[Stored data entries]:

○ ○ ○

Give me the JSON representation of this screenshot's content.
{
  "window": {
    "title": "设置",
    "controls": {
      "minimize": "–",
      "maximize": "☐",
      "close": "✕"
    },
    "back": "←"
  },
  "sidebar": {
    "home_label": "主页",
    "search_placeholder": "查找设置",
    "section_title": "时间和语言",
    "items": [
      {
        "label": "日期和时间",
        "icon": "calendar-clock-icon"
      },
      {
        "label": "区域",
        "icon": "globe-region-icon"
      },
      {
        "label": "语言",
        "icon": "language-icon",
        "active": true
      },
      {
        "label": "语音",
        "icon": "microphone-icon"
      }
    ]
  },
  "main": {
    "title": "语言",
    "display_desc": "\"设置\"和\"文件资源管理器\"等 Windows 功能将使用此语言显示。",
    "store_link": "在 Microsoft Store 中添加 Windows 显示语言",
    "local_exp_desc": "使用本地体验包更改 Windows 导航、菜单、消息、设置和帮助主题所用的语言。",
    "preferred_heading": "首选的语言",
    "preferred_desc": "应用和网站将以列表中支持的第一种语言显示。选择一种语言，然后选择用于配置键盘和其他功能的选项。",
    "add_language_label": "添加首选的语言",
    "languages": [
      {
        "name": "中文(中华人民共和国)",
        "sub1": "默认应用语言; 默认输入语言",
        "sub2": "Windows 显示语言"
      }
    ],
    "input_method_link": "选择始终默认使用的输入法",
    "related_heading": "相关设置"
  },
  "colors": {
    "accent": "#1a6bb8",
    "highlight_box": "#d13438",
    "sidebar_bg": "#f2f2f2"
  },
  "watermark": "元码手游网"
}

○ ○ ○

[Exercise description]: Which lines contain "显示语言"? Show each of them.

[Solved problem]:
    "store_link": "在 Microsoft Store 中添加 Windows 显示语言",
        "sub2": "Windows 显示语言"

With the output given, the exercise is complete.